====== Records provided ======

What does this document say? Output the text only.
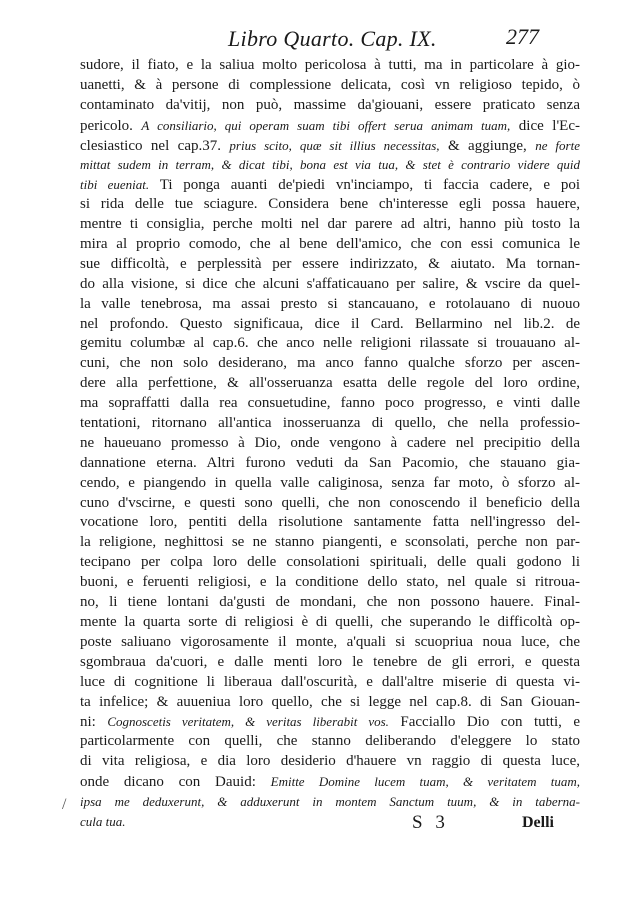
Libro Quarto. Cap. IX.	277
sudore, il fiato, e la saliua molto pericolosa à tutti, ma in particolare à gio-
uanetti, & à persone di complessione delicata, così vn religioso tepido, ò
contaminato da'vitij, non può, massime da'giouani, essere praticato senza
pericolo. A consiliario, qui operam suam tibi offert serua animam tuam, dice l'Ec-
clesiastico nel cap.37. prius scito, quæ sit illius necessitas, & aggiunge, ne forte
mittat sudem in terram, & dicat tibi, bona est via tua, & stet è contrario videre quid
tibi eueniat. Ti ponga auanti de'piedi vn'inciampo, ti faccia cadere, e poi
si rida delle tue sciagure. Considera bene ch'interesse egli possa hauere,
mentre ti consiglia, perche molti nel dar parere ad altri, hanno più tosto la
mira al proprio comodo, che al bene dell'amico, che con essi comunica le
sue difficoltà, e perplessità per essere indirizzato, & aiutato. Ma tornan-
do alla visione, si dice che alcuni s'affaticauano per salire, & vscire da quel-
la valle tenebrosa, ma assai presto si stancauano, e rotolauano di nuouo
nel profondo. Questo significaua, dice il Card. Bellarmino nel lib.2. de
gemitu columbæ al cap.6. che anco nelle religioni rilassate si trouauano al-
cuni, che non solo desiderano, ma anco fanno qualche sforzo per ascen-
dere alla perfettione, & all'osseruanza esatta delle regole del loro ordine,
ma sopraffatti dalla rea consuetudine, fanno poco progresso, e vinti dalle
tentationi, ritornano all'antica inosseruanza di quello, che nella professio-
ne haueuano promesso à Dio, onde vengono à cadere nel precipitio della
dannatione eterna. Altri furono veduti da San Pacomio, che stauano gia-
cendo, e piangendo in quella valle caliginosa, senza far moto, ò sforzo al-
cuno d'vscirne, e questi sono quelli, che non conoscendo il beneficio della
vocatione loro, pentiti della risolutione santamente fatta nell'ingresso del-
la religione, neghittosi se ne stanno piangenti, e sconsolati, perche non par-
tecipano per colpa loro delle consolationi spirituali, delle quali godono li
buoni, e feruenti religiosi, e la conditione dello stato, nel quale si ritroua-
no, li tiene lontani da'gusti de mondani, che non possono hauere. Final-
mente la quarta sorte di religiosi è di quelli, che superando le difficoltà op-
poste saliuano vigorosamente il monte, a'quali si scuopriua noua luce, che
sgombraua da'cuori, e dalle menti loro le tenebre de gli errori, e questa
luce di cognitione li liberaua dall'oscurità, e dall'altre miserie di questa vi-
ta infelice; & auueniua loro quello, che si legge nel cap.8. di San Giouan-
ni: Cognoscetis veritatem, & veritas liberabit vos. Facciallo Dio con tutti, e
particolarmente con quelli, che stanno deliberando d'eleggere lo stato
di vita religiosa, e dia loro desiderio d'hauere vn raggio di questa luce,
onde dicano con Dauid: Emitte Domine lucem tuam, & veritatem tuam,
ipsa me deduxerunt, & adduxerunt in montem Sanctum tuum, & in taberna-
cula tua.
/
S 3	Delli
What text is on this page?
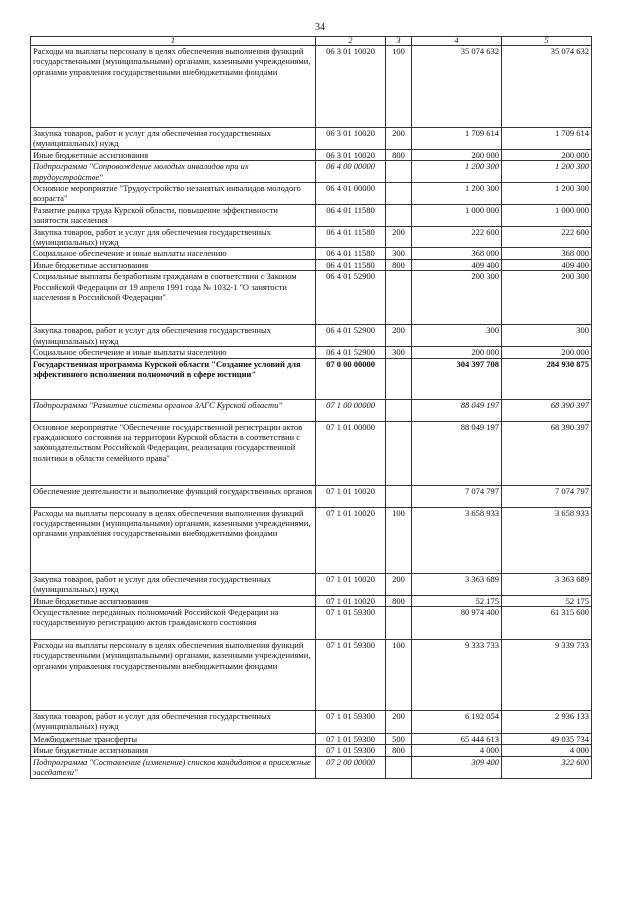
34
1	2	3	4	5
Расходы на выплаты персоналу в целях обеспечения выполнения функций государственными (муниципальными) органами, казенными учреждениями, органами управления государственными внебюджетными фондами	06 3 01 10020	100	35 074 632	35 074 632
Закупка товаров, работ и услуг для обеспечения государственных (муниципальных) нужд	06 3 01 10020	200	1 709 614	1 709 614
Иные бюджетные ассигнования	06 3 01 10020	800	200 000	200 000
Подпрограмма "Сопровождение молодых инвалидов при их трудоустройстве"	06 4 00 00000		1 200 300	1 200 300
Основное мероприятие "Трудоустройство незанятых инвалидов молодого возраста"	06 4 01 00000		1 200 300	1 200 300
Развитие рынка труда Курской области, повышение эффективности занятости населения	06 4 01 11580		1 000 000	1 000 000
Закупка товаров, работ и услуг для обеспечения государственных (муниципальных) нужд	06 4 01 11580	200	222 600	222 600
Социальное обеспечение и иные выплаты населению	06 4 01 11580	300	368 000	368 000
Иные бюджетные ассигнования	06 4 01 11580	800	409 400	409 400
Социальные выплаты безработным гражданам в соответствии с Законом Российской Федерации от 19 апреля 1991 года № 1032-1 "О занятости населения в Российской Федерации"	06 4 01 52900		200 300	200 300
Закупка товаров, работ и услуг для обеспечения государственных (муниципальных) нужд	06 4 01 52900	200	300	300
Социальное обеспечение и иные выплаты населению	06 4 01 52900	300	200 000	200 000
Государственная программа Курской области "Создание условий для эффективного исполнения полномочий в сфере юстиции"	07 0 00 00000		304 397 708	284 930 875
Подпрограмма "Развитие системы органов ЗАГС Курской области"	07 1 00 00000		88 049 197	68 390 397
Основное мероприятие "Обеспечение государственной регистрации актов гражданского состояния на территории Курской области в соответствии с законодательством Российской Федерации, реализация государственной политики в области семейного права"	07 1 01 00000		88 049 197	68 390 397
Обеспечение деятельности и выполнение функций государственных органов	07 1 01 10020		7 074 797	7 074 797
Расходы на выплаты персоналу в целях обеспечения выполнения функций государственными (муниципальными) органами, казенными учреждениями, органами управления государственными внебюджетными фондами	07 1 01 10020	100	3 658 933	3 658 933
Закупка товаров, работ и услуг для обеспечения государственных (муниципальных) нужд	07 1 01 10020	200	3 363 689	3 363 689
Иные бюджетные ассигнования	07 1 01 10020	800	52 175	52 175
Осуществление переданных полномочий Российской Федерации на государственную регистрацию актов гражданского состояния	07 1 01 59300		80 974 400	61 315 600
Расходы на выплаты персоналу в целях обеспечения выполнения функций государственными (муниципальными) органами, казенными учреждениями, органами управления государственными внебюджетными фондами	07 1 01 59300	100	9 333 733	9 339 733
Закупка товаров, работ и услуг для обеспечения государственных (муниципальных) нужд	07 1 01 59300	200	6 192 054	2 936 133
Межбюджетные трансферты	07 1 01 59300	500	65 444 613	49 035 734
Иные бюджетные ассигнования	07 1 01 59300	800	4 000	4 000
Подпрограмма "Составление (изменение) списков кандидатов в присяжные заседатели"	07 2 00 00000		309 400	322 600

======
====== Records provided ======

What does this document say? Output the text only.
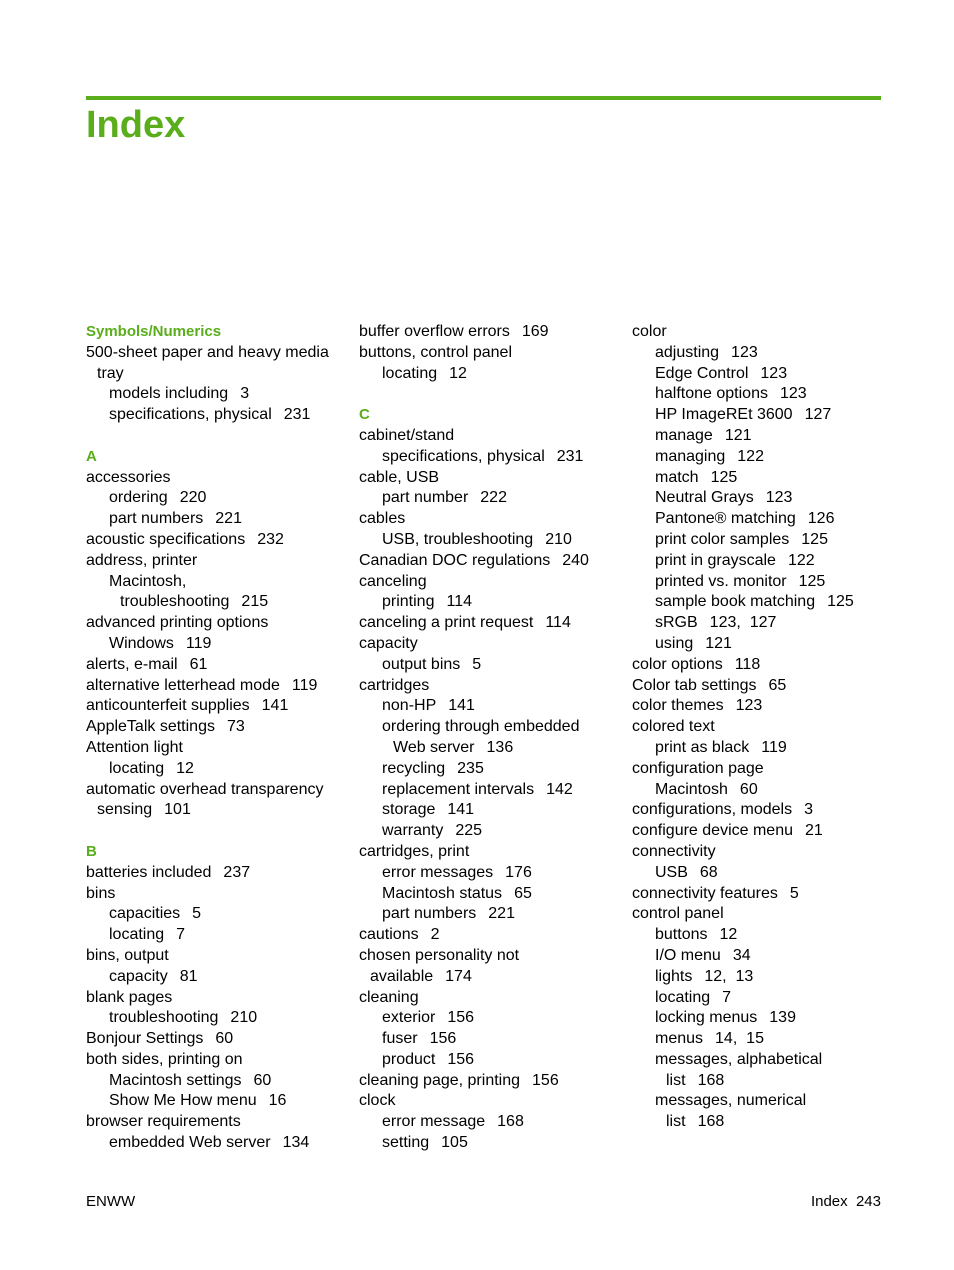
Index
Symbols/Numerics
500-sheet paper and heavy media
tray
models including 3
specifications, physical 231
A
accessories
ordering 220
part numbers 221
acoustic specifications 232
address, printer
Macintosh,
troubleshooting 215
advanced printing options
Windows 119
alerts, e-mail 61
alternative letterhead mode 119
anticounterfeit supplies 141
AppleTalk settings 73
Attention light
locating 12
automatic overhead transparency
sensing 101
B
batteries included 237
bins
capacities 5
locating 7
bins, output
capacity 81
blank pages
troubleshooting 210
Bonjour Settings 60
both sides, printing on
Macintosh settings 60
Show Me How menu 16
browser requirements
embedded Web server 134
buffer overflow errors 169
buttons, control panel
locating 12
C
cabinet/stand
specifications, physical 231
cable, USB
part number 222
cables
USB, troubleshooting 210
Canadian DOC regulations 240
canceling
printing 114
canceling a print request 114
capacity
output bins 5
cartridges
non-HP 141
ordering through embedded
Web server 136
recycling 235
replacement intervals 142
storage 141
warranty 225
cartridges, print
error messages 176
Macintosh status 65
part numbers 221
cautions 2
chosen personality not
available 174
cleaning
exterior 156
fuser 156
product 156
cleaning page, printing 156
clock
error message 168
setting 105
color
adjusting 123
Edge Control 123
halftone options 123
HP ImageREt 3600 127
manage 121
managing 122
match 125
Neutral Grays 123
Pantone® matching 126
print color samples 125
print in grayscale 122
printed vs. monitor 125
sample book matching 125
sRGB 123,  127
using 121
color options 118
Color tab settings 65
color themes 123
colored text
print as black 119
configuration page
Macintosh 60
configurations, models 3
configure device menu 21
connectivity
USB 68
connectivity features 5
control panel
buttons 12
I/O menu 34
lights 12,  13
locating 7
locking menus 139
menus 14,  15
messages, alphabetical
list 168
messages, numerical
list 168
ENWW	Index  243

======
====== Records provided ======

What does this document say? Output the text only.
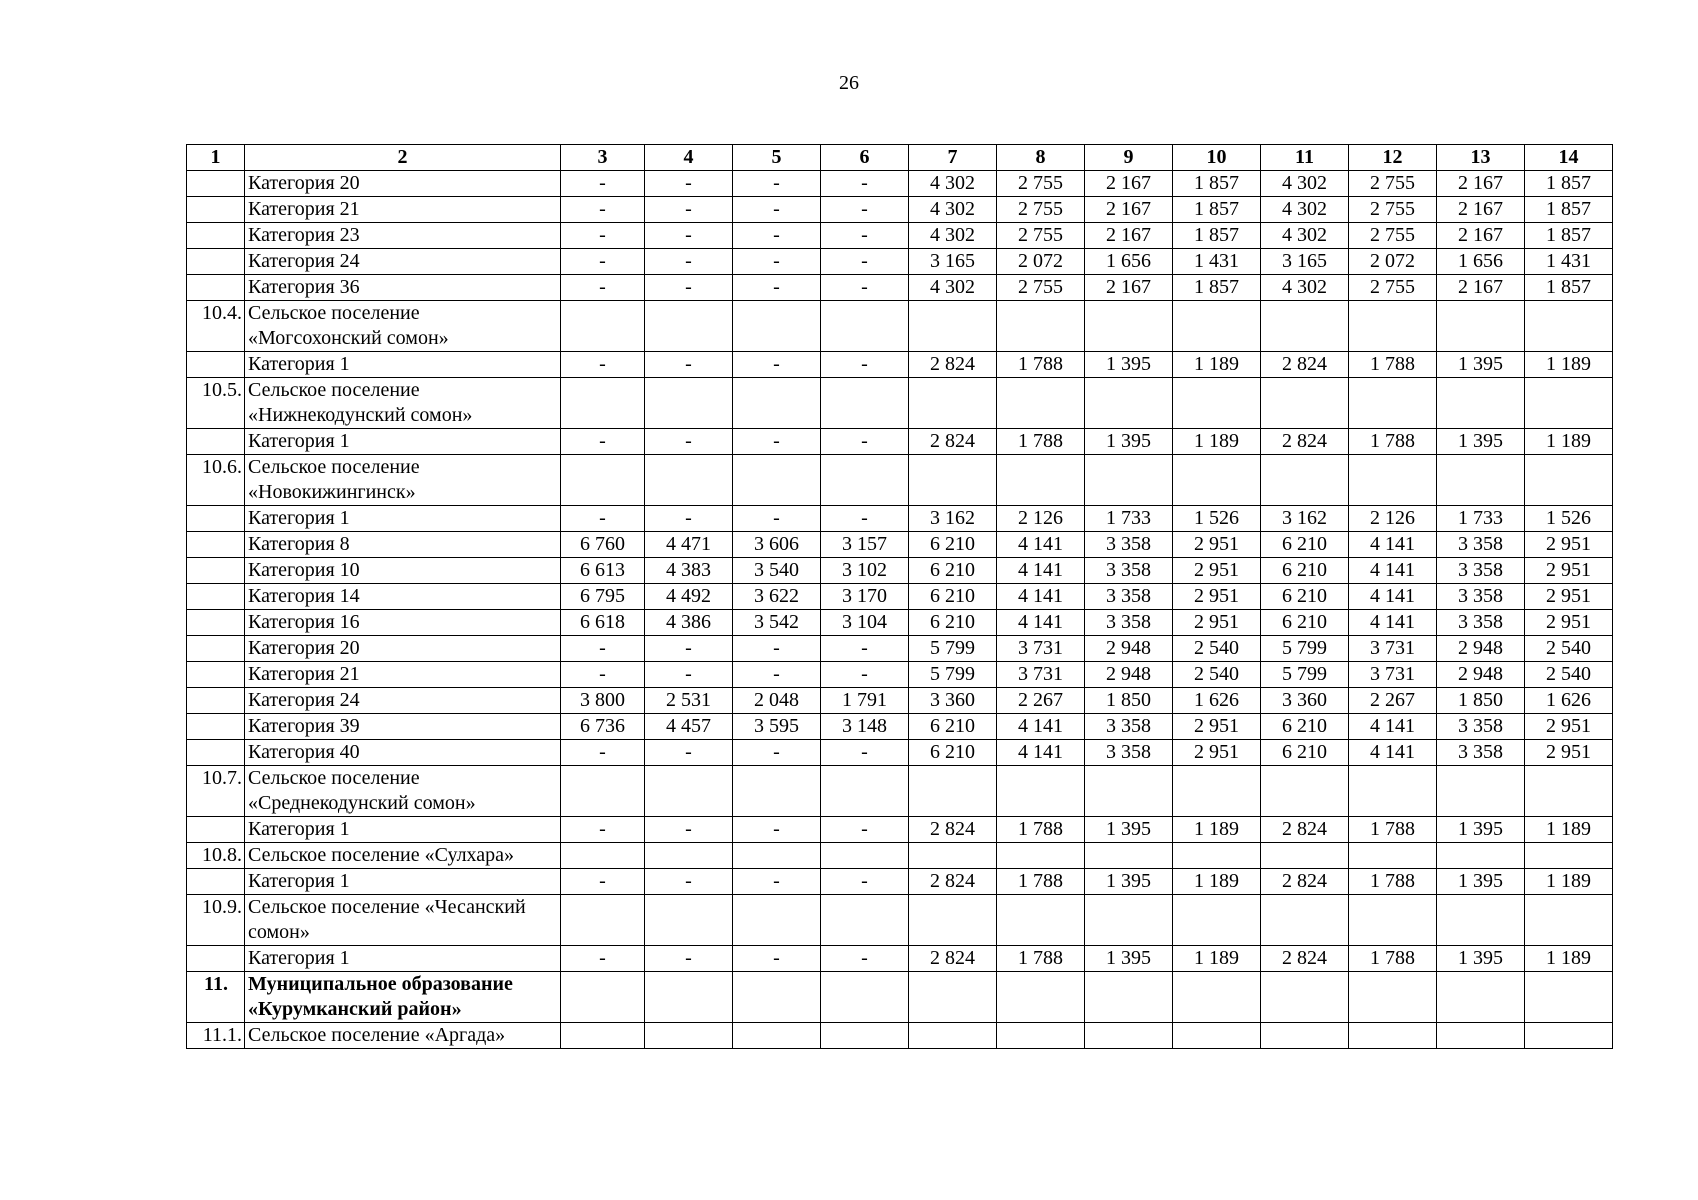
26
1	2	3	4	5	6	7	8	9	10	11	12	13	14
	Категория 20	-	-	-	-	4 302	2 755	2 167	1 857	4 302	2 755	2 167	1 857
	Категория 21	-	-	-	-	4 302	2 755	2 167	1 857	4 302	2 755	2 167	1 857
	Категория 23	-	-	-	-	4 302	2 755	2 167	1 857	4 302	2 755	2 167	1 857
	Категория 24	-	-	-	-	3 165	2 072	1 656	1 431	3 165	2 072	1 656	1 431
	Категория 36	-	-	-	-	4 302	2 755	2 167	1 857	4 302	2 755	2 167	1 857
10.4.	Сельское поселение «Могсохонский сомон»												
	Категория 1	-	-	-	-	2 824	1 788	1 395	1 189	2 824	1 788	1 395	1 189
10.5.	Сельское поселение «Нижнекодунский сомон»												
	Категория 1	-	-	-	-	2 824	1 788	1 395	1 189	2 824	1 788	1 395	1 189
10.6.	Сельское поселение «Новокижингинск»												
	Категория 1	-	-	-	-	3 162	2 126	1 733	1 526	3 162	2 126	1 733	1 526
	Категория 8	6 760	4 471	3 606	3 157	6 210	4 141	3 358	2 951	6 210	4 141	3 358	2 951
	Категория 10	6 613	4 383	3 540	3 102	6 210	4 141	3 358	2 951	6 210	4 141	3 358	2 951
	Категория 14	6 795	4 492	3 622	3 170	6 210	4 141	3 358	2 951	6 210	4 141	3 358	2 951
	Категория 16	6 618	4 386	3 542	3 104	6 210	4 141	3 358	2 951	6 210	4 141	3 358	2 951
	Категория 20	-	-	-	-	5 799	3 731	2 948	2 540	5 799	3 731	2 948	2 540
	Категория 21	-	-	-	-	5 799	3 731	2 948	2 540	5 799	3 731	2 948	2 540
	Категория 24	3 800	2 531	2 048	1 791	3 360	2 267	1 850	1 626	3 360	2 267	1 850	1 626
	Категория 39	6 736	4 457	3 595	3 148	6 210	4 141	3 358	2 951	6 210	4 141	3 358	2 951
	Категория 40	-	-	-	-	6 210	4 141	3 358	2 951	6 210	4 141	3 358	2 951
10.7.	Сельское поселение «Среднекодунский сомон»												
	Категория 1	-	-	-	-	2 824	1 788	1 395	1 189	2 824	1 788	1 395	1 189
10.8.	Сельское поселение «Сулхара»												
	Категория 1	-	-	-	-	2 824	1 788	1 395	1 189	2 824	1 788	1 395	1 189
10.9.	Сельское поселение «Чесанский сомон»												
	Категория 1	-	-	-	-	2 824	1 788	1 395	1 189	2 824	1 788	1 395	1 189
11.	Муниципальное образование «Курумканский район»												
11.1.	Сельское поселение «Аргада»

======

> Exercise instructions
Looking at the data above, how many lines hold the word "canceling"? Respond with the number alone.

> Answer to this task
2